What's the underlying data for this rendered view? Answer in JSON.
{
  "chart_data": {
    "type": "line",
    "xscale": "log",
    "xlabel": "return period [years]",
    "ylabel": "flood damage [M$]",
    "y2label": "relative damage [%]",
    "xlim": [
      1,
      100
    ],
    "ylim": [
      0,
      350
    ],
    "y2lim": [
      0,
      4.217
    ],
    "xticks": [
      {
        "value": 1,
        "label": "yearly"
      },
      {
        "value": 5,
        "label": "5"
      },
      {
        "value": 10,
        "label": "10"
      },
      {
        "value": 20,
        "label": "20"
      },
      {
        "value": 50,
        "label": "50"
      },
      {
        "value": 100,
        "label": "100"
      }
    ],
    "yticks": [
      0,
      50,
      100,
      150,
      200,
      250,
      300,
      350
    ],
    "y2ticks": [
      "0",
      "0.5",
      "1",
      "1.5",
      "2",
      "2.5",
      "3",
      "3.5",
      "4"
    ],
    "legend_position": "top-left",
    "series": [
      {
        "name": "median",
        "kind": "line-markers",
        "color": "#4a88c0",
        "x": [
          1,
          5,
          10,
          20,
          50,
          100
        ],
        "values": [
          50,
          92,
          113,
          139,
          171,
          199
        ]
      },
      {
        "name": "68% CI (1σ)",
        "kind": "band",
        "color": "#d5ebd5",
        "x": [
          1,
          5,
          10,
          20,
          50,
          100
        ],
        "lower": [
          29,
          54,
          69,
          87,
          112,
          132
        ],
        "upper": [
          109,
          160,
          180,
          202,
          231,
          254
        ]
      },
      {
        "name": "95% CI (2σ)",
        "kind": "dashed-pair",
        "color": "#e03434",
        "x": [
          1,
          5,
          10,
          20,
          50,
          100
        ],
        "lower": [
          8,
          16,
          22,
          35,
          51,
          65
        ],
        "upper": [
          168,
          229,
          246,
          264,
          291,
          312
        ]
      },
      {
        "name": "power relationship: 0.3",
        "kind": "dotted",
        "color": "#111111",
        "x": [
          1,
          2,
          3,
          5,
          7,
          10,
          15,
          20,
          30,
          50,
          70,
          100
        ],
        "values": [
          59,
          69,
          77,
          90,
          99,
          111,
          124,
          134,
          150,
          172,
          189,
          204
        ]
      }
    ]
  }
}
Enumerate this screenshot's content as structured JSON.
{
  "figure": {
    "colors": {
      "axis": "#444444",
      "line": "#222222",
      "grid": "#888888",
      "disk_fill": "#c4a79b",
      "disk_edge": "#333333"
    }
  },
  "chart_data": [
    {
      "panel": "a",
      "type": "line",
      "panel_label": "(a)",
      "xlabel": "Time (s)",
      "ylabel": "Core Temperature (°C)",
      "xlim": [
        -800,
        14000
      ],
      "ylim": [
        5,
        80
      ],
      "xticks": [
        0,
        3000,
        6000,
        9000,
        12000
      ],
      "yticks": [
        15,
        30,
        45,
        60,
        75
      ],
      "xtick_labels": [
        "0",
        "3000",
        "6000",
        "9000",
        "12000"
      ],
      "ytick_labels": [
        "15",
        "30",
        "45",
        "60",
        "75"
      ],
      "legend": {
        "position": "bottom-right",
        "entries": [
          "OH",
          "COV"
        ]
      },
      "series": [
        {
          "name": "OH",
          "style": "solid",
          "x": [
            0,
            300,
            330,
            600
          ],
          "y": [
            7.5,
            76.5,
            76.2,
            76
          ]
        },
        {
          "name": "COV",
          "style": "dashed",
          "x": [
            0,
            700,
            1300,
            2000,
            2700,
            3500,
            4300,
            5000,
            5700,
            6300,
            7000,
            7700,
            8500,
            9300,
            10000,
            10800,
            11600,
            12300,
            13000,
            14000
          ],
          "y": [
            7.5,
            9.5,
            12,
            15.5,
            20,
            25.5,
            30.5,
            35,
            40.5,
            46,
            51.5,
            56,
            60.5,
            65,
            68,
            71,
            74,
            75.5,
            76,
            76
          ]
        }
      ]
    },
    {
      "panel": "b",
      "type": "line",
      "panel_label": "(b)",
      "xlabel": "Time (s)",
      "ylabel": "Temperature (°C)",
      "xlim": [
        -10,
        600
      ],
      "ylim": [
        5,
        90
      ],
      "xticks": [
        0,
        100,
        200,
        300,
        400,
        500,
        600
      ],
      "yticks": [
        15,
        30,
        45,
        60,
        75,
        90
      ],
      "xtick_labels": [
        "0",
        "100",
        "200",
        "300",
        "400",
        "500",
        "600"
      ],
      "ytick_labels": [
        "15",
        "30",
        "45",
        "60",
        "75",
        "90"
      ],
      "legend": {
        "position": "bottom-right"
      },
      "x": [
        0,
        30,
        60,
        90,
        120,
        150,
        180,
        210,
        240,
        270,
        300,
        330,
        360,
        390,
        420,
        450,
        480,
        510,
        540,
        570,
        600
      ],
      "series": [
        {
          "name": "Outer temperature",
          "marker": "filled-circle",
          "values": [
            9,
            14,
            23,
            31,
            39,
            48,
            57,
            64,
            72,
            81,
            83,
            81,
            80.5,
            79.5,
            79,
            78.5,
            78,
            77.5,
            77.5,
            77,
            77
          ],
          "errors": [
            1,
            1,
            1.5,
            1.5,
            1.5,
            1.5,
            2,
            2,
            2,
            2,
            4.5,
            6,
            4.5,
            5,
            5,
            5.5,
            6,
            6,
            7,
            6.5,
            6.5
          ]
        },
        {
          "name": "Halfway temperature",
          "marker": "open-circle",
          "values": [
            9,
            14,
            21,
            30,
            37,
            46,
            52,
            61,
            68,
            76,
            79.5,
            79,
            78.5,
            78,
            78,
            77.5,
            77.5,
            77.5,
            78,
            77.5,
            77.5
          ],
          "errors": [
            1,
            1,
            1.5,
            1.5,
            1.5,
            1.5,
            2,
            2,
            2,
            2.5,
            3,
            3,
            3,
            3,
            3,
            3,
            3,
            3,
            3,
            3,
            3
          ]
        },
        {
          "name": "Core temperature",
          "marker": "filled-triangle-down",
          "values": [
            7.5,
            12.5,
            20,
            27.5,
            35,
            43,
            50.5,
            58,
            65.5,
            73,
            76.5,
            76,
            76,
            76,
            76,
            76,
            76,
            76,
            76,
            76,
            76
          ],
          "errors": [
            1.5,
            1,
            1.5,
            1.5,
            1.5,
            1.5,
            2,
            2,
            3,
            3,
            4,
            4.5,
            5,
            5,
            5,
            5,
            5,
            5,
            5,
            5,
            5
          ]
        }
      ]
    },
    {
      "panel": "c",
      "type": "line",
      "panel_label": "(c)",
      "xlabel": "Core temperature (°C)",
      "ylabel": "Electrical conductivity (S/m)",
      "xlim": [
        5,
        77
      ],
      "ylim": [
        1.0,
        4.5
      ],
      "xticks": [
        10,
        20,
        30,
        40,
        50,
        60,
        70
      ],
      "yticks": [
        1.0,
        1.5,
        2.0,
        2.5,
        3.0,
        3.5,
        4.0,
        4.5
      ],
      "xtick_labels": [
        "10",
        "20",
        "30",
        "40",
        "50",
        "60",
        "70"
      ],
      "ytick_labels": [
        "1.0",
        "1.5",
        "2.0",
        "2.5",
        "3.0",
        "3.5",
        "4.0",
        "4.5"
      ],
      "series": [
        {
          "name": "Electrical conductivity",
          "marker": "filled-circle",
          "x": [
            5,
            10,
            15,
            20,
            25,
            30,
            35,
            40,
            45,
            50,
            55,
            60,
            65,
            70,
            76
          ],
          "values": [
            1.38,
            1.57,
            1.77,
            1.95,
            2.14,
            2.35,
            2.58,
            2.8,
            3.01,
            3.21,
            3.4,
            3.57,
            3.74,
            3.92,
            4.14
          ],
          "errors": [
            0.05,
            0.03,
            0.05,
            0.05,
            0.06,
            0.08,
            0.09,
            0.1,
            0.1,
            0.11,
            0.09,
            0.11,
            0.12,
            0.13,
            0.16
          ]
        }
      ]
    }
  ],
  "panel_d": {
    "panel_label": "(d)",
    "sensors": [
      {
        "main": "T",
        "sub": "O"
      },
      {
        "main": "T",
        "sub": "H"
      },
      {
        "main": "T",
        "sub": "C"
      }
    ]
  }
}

### Goal of the exercise
Go through the entries above and copy every line containing "right".

### Answer to the problem
        "position": "bottom-right",
        "position": "bottom-right"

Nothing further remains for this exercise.